## [Written exercise]
Give the count of lines in the data that include "CADRE", with no other words.

## [Provided data]
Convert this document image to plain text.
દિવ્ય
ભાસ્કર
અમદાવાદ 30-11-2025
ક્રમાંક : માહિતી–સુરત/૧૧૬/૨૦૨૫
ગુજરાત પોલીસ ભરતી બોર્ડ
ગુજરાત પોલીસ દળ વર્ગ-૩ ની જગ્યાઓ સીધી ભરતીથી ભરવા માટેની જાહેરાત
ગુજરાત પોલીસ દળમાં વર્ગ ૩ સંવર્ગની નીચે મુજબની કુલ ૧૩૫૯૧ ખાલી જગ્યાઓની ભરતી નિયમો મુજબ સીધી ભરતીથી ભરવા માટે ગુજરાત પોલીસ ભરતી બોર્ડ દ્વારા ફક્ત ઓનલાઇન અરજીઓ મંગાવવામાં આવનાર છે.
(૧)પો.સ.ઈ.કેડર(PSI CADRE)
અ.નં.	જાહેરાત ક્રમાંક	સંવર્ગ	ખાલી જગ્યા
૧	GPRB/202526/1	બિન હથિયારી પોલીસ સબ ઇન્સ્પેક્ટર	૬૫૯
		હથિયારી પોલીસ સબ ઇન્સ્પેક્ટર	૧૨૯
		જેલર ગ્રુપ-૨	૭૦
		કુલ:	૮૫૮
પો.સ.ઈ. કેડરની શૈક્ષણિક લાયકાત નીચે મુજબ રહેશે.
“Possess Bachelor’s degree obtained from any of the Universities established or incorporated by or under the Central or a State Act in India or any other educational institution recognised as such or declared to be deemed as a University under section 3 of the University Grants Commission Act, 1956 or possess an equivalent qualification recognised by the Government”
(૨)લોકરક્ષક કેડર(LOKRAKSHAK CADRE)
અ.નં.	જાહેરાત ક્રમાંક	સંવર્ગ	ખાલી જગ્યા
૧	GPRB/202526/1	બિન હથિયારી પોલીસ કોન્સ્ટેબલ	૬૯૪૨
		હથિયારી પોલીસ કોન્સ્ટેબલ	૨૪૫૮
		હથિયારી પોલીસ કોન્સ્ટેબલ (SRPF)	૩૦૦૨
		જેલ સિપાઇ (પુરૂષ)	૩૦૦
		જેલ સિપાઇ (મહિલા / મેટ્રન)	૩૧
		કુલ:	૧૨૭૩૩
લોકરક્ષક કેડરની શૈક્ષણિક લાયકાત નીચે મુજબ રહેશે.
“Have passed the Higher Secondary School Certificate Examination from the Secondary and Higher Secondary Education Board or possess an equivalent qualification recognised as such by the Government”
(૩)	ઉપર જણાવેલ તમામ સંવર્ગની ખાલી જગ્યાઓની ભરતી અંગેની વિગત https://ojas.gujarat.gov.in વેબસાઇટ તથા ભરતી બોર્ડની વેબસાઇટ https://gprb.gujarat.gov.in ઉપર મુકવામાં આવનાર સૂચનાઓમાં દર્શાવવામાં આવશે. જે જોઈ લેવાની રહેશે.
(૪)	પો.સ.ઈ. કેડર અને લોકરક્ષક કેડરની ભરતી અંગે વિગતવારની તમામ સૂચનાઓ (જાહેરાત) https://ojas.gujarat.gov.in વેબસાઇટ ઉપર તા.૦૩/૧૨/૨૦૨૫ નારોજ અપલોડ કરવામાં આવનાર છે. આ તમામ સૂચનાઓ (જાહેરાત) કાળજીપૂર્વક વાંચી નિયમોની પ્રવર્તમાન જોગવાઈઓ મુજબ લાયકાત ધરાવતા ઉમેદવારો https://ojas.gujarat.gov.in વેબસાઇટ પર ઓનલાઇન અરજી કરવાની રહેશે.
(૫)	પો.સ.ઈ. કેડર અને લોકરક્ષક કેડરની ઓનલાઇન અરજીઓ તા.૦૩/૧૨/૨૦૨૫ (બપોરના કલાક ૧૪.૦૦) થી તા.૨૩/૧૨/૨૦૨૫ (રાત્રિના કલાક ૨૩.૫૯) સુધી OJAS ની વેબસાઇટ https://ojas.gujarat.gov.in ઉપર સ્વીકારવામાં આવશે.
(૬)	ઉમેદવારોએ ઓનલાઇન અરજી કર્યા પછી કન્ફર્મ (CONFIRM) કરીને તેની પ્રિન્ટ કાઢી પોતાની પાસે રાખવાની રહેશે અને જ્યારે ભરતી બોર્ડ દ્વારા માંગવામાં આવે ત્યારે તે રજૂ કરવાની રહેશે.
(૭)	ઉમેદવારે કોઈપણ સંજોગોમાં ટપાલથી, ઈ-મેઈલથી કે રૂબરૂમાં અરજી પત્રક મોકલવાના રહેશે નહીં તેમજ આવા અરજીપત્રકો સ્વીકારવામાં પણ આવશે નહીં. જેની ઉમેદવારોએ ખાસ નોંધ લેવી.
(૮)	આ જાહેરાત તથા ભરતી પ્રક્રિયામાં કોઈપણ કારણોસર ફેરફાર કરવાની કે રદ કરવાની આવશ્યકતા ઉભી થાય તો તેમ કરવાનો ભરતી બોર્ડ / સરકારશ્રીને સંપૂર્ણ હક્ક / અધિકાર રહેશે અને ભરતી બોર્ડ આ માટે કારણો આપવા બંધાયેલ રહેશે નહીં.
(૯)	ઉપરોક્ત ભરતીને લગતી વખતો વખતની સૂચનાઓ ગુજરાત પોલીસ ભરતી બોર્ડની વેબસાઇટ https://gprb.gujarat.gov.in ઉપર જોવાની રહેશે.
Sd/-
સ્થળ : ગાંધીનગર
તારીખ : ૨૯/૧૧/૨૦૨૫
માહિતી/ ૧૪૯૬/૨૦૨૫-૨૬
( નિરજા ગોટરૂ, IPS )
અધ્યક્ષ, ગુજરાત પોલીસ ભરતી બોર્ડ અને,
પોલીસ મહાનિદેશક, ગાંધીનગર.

## [Result of this task]
2